Task instructions:
Copy each line in the data that includes the word "structured".

Provided records:
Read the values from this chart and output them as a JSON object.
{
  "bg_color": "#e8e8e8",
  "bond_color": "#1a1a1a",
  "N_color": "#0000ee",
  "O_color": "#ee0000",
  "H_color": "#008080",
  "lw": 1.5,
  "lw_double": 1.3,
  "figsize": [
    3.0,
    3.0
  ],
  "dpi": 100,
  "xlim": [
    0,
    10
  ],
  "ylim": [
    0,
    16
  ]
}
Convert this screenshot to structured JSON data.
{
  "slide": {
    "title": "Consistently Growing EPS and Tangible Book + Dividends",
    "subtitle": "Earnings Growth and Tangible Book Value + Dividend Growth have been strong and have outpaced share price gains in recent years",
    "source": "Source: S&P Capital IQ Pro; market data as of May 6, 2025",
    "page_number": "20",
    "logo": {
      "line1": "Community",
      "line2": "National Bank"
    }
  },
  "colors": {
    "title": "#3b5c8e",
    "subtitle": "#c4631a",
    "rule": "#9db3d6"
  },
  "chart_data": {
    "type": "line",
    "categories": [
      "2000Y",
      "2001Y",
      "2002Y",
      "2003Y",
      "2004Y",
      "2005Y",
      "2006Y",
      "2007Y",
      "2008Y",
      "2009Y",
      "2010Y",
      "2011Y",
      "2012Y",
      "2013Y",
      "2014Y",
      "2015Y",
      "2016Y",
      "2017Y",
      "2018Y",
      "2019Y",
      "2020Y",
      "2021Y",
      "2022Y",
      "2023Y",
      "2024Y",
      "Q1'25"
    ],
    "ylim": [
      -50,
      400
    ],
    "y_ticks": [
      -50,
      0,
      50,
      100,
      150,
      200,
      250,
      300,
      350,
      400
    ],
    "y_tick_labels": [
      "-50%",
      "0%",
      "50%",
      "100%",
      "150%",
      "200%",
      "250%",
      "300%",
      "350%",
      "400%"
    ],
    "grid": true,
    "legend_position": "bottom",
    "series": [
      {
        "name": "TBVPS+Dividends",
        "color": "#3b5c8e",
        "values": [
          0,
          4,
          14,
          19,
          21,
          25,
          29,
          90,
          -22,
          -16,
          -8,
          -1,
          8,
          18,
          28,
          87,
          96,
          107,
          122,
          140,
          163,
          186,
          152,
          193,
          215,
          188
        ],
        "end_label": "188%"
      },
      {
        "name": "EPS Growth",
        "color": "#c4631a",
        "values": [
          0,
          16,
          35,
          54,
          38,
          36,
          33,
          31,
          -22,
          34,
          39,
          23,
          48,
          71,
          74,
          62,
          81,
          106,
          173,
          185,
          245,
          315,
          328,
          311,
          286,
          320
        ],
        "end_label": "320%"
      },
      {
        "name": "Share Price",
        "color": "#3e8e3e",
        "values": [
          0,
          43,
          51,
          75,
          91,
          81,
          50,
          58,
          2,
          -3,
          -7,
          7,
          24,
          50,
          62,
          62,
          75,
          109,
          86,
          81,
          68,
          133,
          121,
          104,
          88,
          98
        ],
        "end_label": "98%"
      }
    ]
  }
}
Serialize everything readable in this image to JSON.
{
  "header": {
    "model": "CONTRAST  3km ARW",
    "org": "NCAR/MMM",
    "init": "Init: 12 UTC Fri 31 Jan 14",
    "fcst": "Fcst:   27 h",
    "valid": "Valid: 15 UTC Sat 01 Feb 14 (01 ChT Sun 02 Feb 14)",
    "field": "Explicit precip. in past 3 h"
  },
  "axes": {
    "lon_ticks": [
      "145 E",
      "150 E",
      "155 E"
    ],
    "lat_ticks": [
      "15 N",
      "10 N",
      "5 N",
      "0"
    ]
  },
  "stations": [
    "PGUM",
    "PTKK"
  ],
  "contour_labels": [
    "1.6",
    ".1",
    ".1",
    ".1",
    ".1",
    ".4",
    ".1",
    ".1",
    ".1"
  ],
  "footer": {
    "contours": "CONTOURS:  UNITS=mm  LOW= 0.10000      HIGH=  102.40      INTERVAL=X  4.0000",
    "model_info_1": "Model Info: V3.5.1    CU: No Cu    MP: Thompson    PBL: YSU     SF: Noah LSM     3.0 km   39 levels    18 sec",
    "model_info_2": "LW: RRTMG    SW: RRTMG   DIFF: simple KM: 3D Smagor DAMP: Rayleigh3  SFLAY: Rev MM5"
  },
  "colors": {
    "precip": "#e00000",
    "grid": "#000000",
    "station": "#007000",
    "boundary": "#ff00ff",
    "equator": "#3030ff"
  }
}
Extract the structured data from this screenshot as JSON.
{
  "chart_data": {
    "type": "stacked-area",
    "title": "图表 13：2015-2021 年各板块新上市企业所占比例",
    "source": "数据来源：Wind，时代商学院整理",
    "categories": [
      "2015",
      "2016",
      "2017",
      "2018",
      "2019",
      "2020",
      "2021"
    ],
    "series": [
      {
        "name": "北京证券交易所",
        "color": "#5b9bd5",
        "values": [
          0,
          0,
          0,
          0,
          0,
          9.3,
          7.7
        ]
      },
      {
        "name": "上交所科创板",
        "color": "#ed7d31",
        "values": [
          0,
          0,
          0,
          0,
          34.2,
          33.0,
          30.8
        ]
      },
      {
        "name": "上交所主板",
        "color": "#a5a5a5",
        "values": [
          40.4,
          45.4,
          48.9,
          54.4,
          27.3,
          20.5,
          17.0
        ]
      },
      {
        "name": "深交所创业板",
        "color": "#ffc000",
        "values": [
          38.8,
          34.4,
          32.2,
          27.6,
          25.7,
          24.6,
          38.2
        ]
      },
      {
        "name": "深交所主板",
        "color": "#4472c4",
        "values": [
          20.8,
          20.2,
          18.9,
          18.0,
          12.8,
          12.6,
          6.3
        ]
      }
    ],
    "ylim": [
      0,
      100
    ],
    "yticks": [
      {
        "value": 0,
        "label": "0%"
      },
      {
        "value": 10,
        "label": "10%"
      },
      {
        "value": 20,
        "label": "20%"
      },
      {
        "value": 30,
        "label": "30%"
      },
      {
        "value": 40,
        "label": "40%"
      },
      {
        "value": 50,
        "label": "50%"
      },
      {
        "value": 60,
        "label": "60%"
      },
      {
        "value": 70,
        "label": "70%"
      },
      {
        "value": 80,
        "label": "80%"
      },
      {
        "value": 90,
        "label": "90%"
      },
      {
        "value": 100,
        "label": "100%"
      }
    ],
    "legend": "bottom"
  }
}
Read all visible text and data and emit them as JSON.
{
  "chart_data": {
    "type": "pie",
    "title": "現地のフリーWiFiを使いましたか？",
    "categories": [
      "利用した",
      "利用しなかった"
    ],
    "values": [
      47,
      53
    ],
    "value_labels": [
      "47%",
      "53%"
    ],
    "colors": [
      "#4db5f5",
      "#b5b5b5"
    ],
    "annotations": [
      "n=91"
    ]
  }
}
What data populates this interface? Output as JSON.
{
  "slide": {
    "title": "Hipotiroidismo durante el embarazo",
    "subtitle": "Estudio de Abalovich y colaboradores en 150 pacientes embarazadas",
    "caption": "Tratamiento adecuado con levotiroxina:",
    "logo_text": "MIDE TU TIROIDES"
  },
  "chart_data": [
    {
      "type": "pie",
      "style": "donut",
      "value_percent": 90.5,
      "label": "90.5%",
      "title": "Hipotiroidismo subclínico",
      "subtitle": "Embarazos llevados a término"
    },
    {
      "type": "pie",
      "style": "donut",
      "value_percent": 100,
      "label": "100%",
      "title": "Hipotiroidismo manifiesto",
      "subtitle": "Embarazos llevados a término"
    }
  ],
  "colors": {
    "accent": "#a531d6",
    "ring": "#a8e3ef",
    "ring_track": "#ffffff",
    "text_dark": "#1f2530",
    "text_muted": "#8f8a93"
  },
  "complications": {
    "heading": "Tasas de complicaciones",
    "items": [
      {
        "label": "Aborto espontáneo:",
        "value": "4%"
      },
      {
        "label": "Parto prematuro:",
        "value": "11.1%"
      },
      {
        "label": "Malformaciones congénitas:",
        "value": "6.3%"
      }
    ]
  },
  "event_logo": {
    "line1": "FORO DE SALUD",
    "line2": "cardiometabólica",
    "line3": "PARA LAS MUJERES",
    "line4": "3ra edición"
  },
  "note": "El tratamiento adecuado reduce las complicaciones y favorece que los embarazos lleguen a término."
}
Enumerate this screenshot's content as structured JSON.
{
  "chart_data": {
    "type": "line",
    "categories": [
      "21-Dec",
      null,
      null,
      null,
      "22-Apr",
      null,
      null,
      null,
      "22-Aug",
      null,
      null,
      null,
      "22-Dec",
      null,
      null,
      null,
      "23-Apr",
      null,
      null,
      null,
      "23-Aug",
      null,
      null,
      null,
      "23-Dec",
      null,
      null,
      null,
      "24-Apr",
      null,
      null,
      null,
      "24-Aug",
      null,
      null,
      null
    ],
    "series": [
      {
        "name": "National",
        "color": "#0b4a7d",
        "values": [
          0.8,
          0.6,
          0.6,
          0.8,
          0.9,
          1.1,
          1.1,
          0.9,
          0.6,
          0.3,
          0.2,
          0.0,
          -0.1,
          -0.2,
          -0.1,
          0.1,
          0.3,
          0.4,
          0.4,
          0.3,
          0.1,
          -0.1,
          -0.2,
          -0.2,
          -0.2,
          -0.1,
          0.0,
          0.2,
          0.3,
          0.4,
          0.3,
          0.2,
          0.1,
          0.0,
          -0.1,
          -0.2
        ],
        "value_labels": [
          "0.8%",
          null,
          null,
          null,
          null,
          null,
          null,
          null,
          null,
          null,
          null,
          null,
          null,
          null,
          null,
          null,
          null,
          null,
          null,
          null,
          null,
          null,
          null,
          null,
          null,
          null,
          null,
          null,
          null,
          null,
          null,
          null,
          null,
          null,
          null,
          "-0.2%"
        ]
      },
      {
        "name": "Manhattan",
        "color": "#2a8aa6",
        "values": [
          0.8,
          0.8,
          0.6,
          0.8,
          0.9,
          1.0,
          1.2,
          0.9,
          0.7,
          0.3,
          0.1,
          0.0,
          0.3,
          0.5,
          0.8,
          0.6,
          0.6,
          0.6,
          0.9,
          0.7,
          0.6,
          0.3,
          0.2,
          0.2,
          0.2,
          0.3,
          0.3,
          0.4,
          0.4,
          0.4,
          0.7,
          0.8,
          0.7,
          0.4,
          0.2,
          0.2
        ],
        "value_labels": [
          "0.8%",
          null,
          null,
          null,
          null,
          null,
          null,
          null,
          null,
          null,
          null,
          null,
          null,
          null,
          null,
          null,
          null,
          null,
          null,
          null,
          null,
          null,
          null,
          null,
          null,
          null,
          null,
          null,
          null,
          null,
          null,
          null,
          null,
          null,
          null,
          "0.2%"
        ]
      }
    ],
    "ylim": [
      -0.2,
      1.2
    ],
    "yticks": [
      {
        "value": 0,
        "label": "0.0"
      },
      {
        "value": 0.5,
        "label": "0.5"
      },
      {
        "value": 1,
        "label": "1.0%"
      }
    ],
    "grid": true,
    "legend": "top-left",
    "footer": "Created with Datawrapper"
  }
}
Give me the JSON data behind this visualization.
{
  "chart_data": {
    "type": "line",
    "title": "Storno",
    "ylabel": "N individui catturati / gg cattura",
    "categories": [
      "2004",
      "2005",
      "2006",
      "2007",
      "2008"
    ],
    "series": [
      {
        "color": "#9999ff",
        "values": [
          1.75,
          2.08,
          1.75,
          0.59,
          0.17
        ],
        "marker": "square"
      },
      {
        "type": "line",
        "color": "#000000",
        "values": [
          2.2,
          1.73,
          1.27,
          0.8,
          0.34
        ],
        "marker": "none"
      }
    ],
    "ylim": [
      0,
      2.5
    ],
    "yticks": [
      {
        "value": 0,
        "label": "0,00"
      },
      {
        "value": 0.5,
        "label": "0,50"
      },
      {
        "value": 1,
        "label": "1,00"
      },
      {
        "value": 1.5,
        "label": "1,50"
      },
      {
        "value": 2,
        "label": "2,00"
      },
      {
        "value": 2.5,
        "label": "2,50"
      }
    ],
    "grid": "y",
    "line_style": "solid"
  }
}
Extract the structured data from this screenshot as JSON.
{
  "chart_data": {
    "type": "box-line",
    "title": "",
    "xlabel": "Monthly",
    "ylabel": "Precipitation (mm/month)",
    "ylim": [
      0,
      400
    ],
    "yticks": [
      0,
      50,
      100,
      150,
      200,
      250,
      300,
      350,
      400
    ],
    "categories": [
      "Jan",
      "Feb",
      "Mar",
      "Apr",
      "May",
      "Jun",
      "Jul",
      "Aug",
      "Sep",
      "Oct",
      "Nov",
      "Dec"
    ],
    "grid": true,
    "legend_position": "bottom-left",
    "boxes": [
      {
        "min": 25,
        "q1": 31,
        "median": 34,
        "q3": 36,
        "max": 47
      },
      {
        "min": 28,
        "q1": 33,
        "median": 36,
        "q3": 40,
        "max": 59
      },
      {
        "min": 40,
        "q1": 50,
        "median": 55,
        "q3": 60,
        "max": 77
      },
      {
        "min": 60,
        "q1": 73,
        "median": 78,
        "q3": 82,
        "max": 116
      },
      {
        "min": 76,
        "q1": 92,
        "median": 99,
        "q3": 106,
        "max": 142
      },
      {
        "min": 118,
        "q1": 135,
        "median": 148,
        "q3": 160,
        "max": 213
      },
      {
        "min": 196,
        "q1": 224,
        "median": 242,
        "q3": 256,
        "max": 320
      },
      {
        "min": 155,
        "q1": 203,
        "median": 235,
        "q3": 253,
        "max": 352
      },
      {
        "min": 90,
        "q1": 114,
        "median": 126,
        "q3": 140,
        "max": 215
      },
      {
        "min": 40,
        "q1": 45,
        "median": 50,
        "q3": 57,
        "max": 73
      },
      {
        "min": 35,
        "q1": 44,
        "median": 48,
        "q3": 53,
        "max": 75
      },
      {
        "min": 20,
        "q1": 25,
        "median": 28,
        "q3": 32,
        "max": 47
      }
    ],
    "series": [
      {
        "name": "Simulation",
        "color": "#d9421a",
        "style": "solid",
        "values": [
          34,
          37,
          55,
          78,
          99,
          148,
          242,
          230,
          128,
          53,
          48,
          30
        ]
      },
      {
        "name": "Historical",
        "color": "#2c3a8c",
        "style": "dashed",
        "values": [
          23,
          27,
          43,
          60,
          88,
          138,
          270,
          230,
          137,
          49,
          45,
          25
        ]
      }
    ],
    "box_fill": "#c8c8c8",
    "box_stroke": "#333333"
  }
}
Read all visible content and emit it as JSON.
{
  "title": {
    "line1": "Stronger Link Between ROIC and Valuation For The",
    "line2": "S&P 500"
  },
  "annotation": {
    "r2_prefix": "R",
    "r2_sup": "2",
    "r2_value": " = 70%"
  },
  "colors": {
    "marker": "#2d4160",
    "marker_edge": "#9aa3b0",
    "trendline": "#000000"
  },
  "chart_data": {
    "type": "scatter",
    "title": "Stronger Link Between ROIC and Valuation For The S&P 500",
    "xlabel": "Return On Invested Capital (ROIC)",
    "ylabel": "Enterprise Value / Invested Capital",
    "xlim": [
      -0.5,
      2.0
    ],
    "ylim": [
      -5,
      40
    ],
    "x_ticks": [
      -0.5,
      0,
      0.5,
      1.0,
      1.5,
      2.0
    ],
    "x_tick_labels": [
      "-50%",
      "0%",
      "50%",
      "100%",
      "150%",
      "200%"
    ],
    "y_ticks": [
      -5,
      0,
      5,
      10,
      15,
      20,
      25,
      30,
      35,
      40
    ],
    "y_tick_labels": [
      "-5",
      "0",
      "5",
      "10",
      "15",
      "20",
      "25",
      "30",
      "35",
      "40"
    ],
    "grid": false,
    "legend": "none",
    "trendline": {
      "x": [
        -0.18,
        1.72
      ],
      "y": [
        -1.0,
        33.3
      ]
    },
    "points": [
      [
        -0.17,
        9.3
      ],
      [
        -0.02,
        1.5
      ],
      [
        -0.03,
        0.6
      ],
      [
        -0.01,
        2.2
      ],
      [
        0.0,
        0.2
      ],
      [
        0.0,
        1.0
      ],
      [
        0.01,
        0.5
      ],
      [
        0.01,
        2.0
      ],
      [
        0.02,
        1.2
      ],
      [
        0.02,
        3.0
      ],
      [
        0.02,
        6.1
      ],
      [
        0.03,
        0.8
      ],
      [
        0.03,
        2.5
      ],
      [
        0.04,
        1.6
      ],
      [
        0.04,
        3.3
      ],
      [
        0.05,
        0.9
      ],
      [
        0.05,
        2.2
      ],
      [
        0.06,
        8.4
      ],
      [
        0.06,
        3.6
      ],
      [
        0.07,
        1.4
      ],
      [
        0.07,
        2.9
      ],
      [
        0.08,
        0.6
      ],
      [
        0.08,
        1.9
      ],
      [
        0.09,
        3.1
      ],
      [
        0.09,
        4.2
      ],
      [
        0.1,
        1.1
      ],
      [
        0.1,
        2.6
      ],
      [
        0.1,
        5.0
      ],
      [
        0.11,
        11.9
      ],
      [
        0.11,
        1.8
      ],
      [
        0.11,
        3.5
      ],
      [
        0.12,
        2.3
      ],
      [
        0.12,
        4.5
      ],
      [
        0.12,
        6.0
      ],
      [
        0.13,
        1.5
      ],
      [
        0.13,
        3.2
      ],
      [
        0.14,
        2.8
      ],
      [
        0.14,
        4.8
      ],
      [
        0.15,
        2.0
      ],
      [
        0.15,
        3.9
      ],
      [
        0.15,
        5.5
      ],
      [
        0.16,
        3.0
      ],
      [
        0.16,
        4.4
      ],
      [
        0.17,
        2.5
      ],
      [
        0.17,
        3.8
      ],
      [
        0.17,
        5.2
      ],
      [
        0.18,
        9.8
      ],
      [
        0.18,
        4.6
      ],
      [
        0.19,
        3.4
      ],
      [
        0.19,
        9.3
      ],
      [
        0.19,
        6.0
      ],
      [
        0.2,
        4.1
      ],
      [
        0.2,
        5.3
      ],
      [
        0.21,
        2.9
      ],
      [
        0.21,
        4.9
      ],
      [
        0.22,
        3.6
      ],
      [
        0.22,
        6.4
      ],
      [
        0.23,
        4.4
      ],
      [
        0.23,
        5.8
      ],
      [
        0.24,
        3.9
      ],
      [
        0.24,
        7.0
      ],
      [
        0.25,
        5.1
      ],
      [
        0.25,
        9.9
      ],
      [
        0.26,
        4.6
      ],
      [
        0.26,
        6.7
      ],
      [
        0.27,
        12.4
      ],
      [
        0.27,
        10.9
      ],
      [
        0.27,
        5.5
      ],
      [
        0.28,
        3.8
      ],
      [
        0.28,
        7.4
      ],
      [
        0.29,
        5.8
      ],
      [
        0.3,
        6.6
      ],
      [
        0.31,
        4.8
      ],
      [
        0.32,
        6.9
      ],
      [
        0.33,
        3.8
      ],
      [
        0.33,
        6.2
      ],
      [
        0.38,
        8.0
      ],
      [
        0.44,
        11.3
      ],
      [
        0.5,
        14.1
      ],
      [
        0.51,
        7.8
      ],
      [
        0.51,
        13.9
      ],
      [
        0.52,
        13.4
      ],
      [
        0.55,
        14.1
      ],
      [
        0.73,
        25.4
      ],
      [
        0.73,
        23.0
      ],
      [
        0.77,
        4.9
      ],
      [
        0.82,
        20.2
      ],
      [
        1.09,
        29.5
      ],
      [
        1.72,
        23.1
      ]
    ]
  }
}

Answer for the task:
Convert this screenshot to structured JSON data.
Extract the structured data from this screenshot as JSON.
Enumerate this screenshot's content as structured JSON.
Extract the structured data from this screenshot as JSON.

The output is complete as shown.